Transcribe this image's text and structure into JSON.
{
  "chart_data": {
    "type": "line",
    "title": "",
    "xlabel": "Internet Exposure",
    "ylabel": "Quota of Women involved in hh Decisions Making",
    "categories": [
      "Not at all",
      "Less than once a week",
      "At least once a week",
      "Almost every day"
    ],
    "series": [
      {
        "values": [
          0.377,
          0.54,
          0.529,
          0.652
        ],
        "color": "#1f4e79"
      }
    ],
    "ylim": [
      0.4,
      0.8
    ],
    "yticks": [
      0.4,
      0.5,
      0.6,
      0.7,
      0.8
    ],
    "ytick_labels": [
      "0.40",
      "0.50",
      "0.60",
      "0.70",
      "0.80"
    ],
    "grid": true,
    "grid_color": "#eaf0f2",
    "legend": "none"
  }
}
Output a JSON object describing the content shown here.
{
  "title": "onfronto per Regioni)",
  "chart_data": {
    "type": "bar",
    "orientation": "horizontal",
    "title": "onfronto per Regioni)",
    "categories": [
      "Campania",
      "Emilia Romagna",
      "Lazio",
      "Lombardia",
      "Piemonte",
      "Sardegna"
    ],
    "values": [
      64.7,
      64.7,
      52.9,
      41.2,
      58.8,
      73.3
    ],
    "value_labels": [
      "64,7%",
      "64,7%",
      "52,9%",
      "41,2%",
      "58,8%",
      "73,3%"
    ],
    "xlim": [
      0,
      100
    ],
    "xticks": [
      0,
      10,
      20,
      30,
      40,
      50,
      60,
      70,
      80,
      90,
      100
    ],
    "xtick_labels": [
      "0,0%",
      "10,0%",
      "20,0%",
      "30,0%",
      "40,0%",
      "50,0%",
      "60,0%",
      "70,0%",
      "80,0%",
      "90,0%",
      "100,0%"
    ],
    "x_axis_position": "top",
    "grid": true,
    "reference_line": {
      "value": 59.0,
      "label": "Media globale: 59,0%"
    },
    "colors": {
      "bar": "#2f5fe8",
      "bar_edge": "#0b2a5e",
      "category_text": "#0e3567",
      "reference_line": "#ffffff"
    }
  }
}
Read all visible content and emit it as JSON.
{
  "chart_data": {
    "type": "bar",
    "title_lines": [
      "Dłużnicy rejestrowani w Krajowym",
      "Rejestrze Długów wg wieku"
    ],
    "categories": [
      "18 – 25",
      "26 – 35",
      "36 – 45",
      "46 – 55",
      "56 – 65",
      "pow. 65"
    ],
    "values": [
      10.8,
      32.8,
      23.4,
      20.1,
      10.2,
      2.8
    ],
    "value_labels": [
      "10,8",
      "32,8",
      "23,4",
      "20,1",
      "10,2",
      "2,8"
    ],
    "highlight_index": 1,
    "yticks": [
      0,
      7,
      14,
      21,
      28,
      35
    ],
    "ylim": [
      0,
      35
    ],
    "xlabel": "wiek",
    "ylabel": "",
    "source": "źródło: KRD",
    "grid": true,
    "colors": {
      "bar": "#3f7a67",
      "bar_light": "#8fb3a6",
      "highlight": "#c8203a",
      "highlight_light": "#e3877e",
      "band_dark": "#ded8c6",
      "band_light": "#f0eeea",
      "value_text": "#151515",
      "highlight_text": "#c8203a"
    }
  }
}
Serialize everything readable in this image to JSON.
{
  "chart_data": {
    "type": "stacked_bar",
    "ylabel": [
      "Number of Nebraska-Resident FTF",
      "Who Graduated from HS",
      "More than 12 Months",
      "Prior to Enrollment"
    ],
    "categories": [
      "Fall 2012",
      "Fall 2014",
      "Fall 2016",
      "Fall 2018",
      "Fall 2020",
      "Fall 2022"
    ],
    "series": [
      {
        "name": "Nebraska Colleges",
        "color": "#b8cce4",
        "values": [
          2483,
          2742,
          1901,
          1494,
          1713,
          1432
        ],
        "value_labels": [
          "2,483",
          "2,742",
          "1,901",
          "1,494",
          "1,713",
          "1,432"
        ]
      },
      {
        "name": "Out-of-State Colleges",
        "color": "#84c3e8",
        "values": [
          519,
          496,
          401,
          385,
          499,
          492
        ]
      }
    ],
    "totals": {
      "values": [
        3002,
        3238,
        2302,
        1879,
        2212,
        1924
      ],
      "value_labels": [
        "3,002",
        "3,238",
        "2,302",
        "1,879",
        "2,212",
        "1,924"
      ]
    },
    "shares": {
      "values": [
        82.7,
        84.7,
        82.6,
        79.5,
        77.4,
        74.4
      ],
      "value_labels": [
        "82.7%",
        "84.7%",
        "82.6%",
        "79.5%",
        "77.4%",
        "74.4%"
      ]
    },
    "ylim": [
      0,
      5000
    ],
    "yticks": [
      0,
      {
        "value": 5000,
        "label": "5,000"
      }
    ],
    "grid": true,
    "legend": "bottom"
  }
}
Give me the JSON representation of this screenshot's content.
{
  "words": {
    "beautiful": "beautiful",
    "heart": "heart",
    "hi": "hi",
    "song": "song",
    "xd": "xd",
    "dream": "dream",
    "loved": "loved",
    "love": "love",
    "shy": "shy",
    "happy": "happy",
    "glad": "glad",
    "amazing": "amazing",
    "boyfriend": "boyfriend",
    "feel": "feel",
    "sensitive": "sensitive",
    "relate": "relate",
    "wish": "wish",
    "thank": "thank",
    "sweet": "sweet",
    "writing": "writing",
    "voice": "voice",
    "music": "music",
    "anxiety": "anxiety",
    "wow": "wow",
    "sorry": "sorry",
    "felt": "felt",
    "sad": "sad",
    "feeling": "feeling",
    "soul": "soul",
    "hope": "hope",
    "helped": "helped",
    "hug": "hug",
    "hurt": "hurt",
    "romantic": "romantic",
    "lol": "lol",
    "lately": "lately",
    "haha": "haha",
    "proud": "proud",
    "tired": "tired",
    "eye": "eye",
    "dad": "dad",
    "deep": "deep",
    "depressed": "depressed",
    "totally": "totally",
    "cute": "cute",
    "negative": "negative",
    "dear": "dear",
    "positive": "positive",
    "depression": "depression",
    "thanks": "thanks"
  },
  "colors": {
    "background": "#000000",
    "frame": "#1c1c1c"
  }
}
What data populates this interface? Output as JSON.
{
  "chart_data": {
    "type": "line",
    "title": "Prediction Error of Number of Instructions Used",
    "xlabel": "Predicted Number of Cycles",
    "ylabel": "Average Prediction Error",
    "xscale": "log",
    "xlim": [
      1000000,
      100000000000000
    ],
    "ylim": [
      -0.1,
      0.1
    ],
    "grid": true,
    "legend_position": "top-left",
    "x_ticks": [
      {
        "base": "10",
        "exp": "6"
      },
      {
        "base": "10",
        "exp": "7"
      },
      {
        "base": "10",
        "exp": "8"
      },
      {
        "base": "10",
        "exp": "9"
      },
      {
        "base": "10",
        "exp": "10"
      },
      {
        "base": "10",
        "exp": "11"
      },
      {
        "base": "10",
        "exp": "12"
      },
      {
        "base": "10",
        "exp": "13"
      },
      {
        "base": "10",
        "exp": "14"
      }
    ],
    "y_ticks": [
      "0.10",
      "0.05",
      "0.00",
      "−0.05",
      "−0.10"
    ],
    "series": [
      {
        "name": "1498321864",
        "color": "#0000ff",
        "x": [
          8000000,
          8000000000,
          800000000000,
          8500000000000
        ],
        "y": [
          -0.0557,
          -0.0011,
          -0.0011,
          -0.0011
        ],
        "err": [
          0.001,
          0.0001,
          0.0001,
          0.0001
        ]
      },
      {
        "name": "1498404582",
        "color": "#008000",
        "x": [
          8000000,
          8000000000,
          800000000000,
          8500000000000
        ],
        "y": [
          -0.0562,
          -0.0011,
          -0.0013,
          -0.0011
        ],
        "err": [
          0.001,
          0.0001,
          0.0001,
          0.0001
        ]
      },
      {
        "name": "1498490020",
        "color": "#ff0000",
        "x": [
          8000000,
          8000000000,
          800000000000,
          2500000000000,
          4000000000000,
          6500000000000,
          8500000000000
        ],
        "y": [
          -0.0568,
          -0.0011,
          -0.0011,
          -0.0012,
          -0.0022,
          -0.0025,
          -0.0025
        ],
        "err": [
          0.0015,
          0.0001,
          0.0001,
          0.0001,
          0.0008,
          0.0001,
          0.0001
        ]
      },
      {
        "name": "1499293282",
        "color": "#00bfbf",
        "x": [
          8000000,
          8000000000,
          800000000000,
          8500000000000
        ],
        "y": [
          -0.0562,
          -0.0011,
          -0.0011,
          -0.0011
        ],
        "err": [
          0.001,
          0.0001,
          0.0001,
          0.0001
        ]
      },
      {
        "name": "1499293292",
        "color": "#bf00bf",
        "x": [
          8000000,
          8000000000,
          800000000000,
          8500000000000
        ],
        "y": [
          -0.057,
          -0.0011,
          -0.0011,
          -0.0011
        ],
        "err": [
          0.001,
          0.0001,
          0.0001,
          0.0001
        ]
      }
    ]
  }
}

+ + + + + + +

**Exercise prompt**. In the records above, collect each line with "name".

**Completed task**.
        "name": "Nebraska Colleges",
        "name": "Out-of-State Colleges",
        "name": "1498321864",
        "name": "1498404582",
        "name": "1498490020",
        "name": "1499293282",
        "name": "1499293292",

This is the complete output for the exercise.